Records to process:
--*--

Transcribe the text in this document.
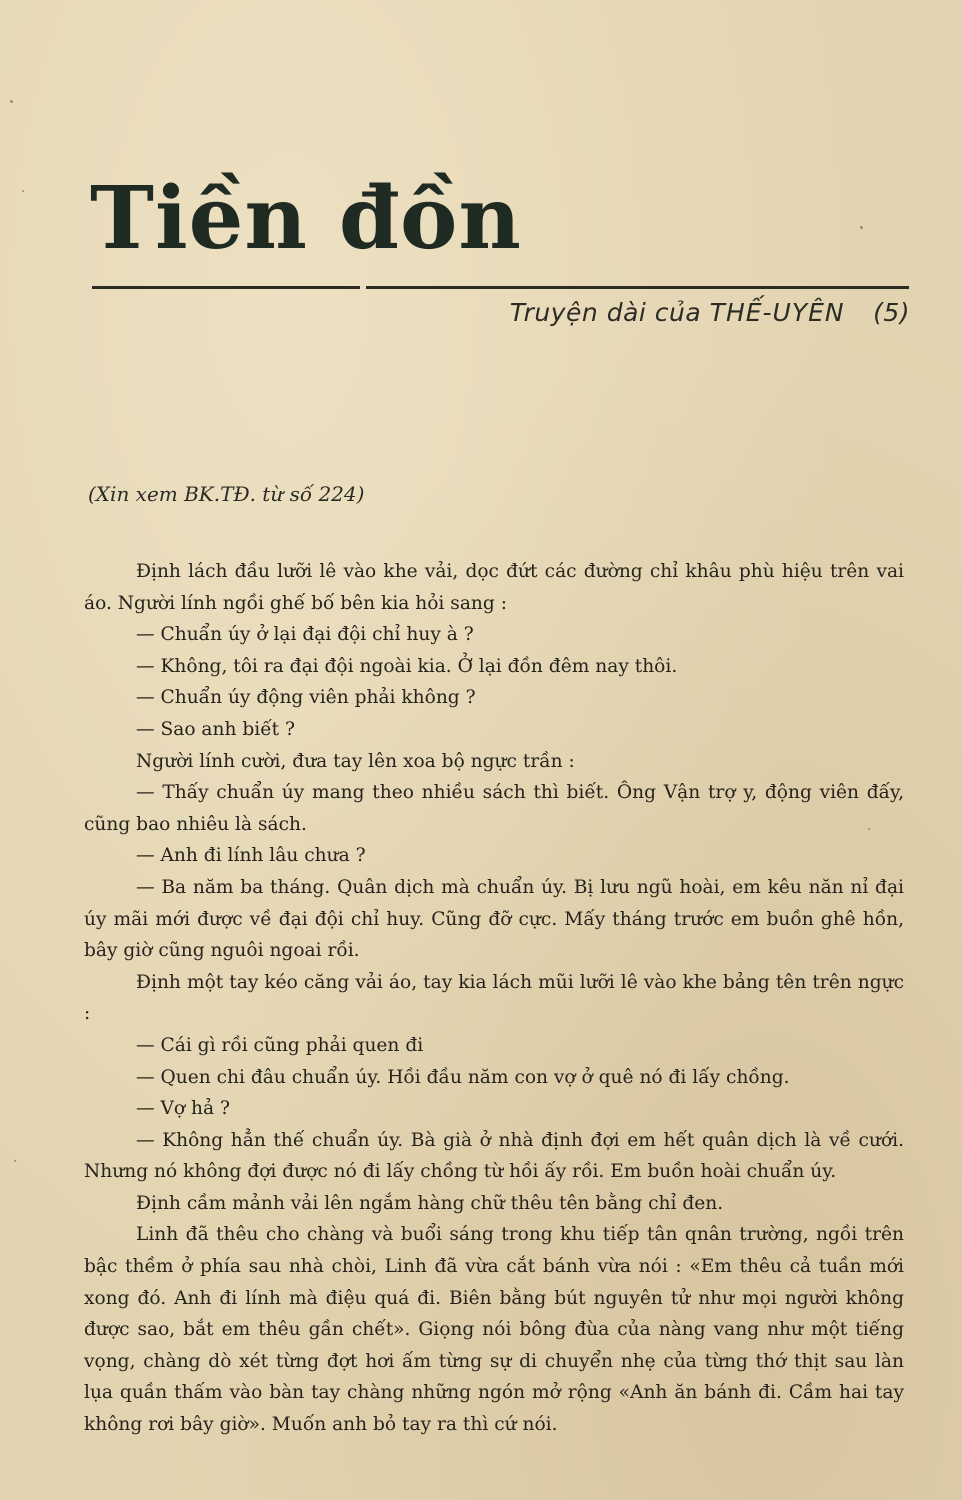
Tiền đồn
Truyện dài của THẾ-UYÊN (5)
(Xin xem BK.TĐ. từ số 224)

Định lách đầu lưỡi lê vào khe vải, dọc đứt các đường chỉ khâu phù hiệu trên vai áo. Người lính ngồi ghế bố bên kia hỏi sang :

— Chuẩn úy ở lại đại đội chỉ huy à ?

— Không, tôi ra đại đội ngoài kia. Ở lại đồn đêm nay thôi.

— Chuẩn úy động viên phải không ?

— Sao anh biết ?

Người lính cười, đưa tay lên xoa bộ ngực trần :

— Thấy chuẩn úy mang theo nhiều sách thì biết. Ông Vận trợ y, động viên đấy, cũng bao nhiêu là sách.

— Anh đi lính lâu chưa ?

— Ba năm ba tháng. Quân dịch mà chuẩn úy. Bị lưu ngũ hoài, em kêu năn nỉ đại úy mãi mới được về đại đội chỉ huy. Cũng đỡ cực. Mấy tháng trước em buồn ghê hồn, bây giờ cũng nguôi ngoai rồi.

Định một tay kéo căng vải áo, tay kia lách mũi lưỡi lê vào khe bảng tên trên ngực :

— Cái gì rồi cũng phải quen đi

— Quen chi đâu chuẩn úy. Hồi đầu năm con vợ ở quê nó đi lấy chồng.

— Vợ hả ?

— Không hẳn thế chuẩn úy. Bà già ở nhà định đợi em hết quân dịch là về cưới. Nhưng nó không đợi được nó đi lấy chồng từ hồi ấy rồi. Em buồn hoài chuẩn úy.

Định cầm mảnh vải lên ngắm hàng chữ thêu tên bằng chỉ đen.

Linh đã thêu cho chàng và buổi sáng trong khu tiếp tân qnân trường, ngồi trên bậc thềm ở phía sau nhà chòi, Linh đã vừa cắt bánh vừa nói : «Em thêu cả tuần mới xong đó. Anh đi lính mà điệu quá đi. Biên bằng bút nguyên tử như mọi người không được sao, bắt em thêu gần chết». Giọng nói bông đùa của nàng vang như một tiếng vọng, chàng dò xét từng đợt hơi ấm từng sự di chuyển nhẹ của từng thớ thịt sau làn lụa quần thấm vào bàn tay chàng những ngón mở rộng «Anh ăn bánh đi. Cầm hai tay không rơi bây giờ». Muốn anh bỏ tay ra thì cứ nói.
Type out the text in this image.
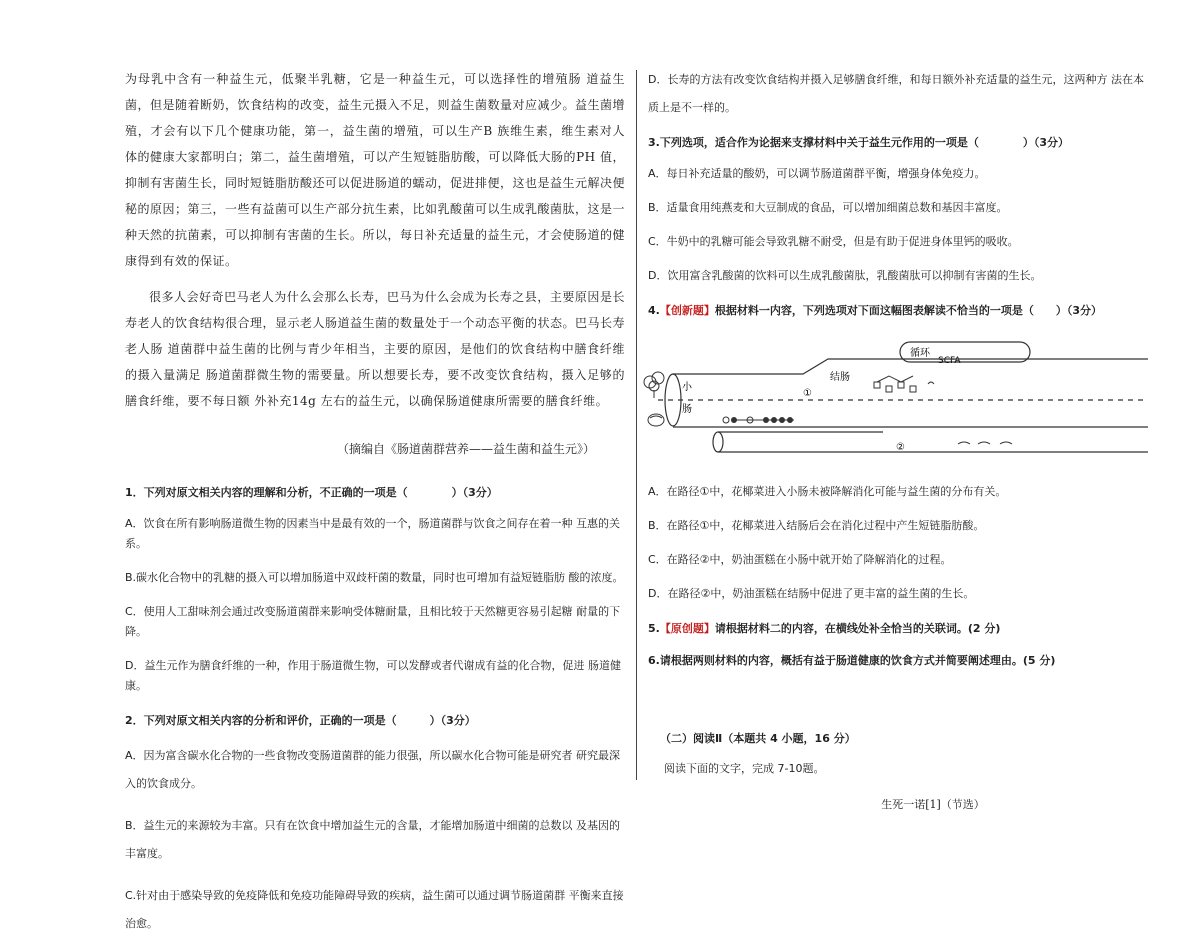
为母乳中含有一种益生元，低聚半乳糖，它是一种益生元，可以选择性的增殖肠 道益生菌，但是随着断奶，饮食结构的改变，益生元摄入不足，则益生菌数量对应减少。益生菌增殖，才会有以下几个健康功能，第一，益生菌的增殖，可以生产B 族维生素，维生素对人体的健康大家都明白；第二，益生菌增殖，可以产生短链脂肪酸，可以降低大肠的PH 值，抑制有害菌生长，同时短链脂肪酸还可以促进肠道的蠕动，促进排便，这也是益生元解决便秘的原因；第三，一些有益菌可以生产部分抗生素，比如乳酸菌可以生成乳酸菌肽，这是一种天然的抗菌素，可以抑制有害菌的生长。所以，每日补充适量的益生元，才会使肠道的健康得到有效的保证。

很多人会好奇巴马老人为什么会那么长寿，巴马为什么会成为长寿之县，主要原因是长寿老人的饮食结构很合理，显示老人肠道益生菌的数量处于一个动态平衡的状态。巴马长寿老人肠 道菌群中益生菌的比例与青少年相当，主要的原因，是他们的饮食结构中膳食纤维的摄入量满足 肠道菌群微生物的需要量。所以想要长寿，要不改变饮食结构，摄入足够的膳食纤维，要不每日额 外补充14g 左右的益生元，以确保肠道健康所需要的膳食纤维。

（摘编自《肠道菌群营养——益生菌和益生元》）

1．下列对原文相关内容的理解和分析，不正确的一项是（　　　　）（3分）
A．饮食在所有影响肠道微生物的因素当中是最有效的一个，肠道菌群与饮食之间存在着一种 互惠的关系。
B.碳水化合物中的乳糖的摄入可以增加肠道中双歧杆菌的数量，同时也可增加有益短链脂肪 酸的浓度。
C．使用人工甜味剂会通过改变肠道菌群来影响受体糖耐量，且相比较于天然糖更容易引起糖 耐量的下降。
D．益生元作为膳食纤维的一种，作用于肠道微生物，可以发酵或者代谢成有益的化合物，促进 肠道健康。
2．下列对原文相关内容的分析和评价，正确的一项是（　　　）（3分）
A．因为富含碳水化合物的一些食物改变肠道菌群的能力很强，所以碳水化合物可能是研究者 研究最深入的饮食成分。
B．益生元的来源较为丰富。只有在饮食中增加益生元的含量，才能增加肠道中细菌的总数以 及基因的丰富度。
C.针对由于感染导致的免疫降低和免疫功能障碍导致的疾病，益生菌可以通过调节肠道菌群 平衡来直接治愈。
D．长寿的方法有改变饮食结构并摄入足够膳食纤维，和每日额外补充适量的益生元，这两种方 法在本质上是不一样的。
3.下列选项，适合作为论据来支撑材料中关于益生元作用的一项是（　　　　）（3分）
A．每日补充适量的酸奶，可以调节肠道菌群平衡，增强身体免疫力。
B．适量食用纯燕麦和大豆制成的食品，可以增加细菌总数和基因丰富度。
C．牛奶中的乳糖可能会导致乳糖不耐受，但是有助于促进身体里钙的吸收。
D．饮用富含乳酸菌的饮料可以生成乳酸菌肽，乳酸菌肽可以抑制有害菌的生长。
4.【创新题】根据材料一内容，下列选项对下面这幅图表解读不恰当的一项是（　　）（3分）
循环
SCFA
结肠
小
肠
①
②
A．在路径①中，花椰菜进入小肠未被降解消化可能与益生菌的分布有关。
B．在路径①中，花椰菜进入结肠后会在消化过程中产生短链脂肪酸。
C．在路径②中，奶油蛋糕在小肠中就开始了降解消化的过程。
D．在路径②中，奶油蛋糕在结肠中促进了更丰富的益生菌的生长。
5.【原创题】请根据材料二的内容，在横线处补全恰当的关联词。(2 分)
6.请根据两则材料的内容，概括有益于肠道健康的饮食方式并简要阐述理由。(5 分)
（二）阅读Ⅱ（本题共 4 小题，16 分）
阅读下面的文字，完成 7-10题。
生死一诺[1]（节选）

--*--

Goal: Give the count of lines that hold the word "chồng", with nothing added.

Task answer: 2